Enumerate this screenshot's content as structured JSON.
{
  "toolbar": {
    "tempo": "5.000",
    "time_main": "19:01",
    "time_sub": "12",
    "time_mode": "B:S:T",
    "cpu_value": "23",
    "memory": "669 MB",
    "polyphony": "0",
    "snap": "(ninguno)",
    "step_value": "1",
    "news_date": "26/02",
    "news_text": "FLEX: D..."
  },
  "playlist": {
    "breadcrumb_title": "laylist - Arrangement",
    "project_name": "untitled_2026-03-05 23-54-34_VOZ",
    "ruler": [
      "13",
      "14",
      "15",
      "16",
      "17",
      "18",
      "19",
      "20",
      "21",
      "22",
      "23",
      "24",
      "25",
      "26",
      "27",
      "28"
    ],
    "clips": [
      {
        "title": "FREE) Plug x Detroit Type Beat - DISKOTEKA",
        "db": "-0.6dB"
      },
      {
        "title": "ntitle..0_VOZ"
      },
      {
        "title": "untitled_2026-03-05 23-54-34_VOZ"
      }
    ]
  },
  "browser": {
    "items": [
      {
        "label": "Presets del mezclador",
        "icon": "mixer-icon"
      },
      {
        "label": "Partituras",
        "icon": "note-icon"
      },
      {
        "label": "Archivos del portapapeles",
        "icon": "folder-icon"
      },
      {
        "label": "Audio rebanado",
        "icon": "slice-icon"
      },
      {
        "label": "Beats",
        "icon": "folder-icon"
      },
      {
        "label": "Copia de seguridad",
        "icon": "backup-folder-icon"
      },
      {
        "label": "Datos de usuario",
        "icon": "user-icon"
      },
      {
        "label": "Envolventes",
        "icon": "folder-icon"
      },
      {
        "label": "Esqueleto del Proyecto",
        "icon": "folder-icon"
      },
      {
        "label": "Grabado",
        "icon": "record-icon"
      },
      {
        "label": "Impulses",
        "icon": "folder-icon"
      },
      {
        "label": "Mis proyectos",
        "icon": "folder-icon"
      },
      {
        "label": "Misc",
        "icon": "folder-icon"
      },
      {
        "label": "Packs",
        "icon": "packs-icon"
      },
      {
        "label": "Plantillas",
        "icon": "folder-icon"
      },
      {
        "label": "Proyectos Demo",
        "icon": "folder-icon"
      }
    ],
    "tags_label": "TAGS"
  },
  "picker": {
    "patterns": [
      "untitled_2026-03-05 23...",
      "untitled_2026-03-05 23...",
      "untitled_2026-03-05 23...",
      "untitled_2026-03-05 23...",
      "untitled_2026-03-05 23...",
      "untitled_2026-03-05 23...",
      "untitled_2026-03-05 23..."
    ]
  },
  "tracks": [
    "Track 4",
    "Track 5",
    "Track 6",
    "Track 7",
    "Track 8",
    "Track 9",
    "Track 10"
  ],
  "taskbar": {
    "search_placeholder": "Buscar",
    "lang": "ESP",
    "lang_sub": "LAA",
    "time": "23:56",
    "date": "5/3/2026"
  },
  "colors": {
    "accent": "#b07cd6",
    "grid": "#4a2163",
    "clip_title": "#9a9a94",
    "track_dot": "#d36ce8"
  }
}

● **What is expected**:
Repeat all entries. Match them exactly.

● **Correct result**:
Enumerate this screenshot's content as structured JSON.
{
  "toolbar": {
    "tempo": "5.000",
    "time_main": "19:01",
    "time_sub": "12",
    "time_mode": "B:S:T",
    "cpu_value": "23",
    "memory": "669 MB",
    "polyphony": "0",
    "snap": "(ninguno)",
    "step_value": "1",
    "news_date": "26/02",
    "news_text": "FLEX: D..."
  },
  "playlist": {
    "breadcrumb_title": "laylist - Arrangement",
    "project_name": "untitled_2026-03-05 23-54-34_VOZ",
    "ruler": [
      "13",
      "14",
      "15",
      "16",
      "17",
      "18",
      "19",
      "20",
      "21",
      "22",
      "23",
      "24",
      "25",
      "26",
      "27",
      "28"
    ],
    "clips": [
      {
        "title": "FREE) Plug x Detroit Type Beat - DISKOTEKA",
        "db": "-0.6dB"
      },
      {
        "title": "ntitle..0_VOZ"
      },
      {
        "title": "untitled_2026-03-05 23-54-34_VOZ"
      }
    ]
  },
  "browser": {
    "items": [
      {
        "label": "Presets del mezclador",
        "icon": "mixer-icon"
      },
      {
        "label": "Partituras",
        "icon": "note-icon"
      },
      {
        "label": "Archivos del portapapeles",
        "icon": "folder-icon"
      },
      {
        "label": "Audio rebanado",
        "icon": "slice-icon"
      },
      {
        "label": "Beats",
        "icon": "folder-icon"
      },
      {
        "label": "Copia de seguridad",
        "icon": "backup-folder-icon"
      },
      {
        "label": "Datos de usuario",
        "icon": "user-icon"
      },
      {
        "label": "Envolventes",
        "icon": "folder-icon"
      },
      {
        "label": "Esqueleto del Proyecto",
        "icon": "folder-icon"
      },
      {
        "label": "Grabado",
        "icon": "record-icon"
      },
      {
        "label": "Impulses",
        "icon": "folder-icon"
      },
      {
        "label": "Mis proyectos",
        "icon": "folder-icon"
      },
      {
        "label": "Misc",
        "icon": "folder-icon"
      },
      {
        "label": "Packs",
        "icon": "packs-icon"
      },
      {
        "label": "Plantillas",
        "icon": "folder-icon"
      },
      {
        "label": "Proyectos Demo",
        "icon": "folder-icon"
      }
    ],
    "tags_label": "TAGS"
  },
  "picker": {
    "patterns": [
      "untitled_2026-03-05 23...",
      "untitled_2026-03-05 23...",
      "untitled_2026-03-05 23...",
      "untitled_2026-03-05 23...",
      "untitled_2026-03-05 23...",
      "untitled_2026-03-05 23...",
      "untitled_2026-03-05 23..."
    ]
  },
  "tracks": [
    "Track 4",
    "Track 5",
    "Track 6",
    "Track 7",
    "Track 8",
    "Track 9",
    "Track 10"
  ],
  "taskbar": {
    "search_placeholder": "Buscar",
    "lang": "ESP",
    "lang_sub": "LAA",
    "time": "23:56",
    "date": "5/3/2026"
  },
  "colors": {
    "accent": "#b07cd6",
    "grid": "#4a2163",
    "clip_title": "#9a9a94",
    "track_dot": "#d36ce8"
  }
}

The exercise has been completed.